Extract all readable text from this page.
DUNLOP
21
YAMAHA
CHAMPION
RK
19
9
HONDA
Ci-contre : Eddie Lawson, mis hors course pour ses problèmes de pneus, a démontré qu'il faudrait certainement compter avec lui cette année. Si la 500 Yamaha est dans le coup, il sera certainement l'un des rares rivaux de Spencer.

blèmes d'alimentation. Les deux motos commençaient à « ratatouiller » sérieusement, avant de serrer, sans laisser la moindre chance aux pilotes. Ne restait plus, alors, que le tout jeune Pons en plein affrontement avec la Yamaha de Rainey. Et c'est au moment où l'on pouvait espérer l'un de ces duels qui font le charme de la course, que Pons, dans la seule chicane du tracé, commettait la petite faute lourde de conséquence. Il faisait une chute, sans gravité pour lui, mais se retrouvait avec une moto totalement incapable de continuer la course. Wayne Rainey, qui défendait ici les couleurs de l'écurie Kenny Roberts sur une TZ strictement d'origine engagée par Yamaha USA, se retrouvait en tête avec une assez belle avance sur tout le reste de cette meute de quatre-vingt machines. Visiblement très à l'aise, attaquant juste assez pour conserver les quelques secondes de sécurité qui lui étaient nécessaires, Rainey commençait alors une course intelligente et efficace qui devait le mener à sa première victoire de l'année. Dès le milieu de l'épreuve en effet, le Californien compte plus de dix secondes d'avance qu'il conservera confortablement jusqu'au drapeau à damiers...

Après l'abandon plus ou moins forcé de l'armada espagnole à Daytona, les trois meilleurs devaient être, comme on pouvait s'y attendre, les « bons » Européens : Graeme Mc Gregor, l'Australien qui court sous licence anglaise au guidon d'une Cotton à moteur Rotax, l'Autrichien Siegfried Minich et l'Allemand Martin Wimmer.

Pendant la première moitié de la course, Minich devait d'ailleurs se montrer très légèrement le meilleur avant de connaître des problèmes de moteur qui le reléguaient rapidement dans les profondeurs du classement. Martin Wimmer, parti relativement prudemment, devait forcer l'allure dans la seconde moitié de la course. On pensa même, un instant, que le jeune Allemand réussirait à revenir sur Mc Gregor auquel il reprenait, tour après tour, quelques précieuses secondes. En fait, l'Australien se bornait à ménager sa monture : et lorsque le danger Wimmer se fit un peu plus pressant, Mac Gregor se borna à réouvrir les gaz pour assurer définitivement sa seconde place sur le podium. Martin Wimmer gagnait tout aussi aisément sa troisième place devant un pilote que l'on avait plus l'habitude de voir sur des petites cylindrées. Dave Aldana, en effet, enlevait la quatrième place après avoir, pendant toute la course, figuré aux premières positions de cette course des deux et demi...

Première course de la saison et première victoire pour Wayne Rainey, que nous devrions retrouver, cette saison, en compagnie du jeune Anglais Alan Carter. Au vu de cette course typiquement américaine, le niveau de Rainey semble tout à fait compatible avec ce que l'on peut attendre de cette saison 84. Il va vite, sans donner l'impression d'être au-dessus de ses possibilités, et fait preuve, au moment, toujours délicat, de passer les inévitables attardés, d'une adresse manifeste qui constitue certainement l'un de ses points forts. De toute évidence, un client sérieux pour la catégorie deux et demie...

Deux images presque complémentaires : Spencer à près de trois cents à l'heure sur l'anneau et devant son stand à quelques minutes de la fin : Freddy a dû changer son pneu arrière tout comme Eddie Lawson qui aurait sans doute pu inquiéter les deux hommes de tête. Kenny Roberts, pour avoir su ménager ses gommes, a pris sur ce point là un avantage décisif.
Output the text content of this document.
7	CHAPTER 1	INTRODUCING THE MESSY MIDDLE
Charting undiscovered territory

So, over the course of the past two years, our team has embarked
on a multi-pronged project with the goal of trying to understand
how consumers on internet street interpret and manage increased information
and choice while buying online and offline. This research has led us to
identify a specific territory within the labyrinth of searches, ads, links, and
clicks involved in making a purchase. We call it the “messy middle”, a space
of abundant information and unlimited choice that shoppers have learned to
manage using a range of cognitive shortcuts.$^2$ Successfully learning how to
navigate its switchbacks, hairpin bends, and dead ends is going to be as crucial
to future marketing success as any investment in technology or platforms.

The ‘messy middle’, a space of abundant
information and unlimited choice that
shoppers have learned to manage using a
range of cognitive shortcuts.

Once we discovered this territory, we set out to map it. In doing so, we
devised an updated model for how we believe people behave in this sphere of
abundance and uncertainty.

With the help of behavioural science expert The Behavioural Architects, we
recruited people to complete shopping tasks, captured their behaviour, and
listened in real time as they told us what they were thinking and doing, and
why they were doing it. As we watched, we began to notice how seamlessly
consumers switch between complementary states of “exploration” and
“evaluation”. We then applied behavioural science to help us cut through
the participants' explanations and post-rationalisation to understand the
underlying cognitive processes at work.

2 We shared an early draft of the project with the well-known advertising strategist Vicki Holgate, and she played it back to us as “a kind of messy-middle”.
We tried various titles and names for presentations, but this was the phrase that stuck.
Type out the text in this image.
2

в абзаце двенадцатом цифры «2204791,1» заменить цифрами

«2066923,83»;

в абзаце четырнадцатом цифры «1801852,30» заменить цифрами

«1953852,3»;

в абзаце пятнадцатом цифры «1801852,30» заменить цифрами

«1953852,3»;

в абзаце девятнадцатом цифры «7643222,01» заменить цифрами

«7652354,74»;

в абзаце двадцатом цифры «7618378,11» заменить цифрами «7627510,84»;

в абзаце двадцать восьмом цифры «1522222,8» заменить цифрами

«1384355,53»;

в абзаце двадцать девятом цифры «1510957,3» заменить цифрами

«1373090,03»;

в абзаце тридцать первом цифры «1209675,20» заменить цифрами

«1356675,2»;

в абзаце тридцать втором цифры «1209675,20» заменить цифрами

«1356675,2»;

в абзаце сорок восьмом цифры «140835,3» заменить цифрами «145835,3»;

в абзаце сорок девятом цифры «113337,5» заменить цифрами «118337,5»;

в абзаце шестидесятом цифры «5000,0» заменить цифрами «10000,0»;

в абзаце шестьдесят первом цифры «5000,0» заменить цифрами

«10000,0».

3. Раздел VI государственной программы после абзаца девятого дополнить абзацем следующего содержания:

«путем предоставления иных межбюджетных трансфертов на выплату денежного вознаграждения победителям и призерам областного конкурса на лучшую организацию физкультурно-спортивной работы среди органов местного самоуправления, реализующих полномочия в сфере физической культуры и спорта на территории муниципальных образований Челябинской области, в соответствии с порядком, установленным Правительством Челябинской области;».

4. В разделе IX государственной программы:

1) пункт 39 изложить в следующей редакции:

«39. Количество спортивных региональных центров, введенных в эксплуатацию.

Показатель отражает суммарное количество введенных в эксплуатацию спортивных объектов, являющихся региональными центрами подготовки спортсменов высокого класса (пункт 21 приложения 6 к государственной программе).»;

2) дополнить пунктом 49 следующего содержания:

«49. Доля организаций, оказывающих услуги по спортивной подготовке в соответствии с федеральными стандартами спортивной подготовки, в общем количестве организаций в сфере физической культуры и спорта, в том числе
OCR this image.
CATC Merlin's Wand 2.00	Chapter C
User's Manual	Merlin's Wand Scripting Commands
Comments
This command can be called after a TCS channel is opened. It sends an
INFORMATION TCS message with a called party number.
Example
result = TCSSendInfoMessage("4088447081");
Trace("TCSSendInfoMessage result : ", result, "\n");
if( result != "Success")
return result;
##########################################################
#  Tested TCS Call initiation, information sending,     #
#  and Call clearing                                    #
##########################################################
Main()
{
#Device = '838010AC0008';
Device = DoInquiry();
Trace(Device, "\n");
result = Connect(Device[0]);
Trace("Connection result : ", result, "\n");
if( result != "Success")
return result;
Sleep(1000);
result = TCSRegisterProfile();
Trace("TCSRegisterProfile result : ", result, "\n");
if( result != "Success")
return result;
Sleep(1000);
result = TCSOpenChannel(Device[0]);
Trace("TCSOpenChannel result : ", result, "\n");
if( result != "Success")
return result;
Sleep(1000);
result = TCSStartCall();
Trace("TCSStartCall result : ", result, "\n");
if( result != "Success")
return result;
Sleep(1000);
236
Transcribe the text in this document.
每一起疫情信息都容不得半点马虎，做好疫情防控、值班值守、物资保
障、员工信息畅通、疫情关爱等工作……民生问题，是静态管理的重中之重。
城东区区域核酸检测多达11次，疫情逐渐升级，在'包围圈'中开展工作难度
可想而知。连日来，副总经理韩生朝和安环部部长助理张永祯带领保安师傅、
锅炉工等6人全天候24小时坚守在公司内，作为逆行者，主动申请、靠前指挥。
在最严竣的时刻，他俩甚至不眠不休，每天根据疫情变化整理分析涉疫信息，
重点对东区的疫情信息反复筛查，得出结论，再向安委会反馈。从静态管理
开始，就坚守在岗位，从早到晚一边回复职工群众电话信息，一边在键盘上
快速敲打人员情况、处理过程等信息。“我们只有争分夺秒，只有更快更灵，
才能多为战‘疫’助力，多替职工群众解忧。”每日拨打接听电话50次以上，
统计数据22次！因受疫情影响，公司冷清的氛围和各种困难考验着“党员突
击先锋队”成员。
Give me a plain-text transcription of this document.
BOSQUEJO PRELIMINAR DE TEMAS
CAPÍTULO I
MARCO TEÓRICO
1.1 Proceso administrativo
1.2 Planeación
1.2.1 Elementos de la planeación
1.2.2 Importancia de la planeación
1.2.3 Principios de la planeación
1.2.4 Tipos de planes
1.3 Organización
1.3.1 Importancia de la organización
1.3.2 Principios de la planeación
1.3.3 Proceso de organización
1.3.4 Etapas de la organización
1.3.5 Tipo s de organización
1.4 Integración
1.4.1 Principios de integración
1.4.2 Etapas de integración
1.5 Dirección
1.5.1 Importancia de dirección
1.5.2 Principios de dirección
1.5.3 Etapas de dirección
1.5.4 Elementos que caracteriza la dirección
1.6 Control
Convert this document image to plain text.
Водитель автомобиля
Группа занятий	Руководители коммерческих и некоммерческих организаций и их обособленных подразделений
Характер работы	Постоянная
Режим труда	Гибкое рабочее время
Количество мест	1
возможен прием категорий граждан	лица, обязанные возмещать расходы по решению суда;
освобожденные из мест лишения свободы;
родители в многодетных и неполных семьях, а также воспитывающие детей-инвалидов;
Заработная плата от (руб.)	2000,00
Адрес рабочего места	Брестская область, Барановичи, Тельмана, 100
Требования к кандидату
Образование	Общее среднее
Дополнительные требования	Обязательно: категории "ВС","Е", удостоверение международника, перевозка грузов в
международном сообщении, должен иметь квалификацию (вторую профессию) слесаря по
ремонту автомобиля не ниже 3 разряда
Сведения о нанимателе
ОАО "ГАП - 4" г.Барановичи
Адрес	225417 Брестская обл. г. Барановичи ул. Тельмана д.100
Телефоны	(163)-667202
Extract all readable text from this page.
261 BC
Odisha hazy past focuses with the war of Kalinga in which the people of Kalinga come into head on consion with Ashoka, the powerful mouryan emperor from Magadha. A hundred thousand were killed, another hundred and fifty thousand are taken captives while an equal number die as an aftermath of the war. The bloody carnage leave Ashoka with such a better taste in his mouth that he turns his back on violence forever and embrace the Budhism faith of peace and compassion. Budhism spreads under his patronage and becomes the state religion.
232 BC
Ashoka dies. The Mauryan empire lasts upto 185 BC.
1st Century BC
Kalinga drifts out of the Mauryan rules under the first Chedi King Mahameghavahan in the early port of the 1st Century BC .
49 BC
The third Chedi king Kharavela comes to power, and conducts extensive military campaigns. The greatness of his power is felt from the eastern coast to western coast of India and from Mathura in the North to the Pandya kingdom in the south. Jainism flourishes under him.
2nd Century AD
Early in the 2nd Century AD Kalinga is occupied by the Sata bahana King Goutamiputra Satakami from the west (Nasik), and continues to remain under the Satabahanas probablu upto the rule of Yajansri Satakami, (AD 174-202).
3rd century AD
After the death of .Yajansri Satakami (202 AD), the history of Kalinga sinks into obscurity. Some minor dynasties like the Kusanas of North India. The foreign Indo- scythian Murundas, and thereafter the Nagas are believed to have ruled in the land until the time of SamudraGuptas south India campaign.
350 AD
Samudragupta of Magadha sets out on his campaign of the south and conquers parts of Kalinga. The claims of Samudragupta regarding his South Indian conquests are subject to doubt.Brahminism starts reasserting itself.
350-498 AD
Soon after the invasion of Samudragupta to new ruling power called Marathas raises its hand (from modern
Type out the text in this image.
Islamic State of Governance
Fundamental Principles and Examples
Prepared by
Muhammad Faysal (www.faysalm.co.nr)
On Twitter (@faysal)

§

**EXERCISE REQUIREMENTS:** In the lines above, locate the string "сфере". Copy every line where it occurs.

**SOLUTION TO THE EXERCISE:**
«путем предоставления иных межбюджетных трансфертов на выплату денежного вознаграждения победителям и призерам областного конкурса на лучшую организацию физкультурно-спортивной работы среди органов местного самоуправления, реализующих полномочия в сфере физической культуры и спорта на территории муниципальных образований Челябинской области, в соответствии с порядком, установленным Правительством Челябинской области;».
«49. Доля организаций, оказывающих услуги по спортивной подготовке в соответствии с федеральными стандартами спортивной подготовки, в общем количестве организаций в сфере физической культуры и спорта, в том числе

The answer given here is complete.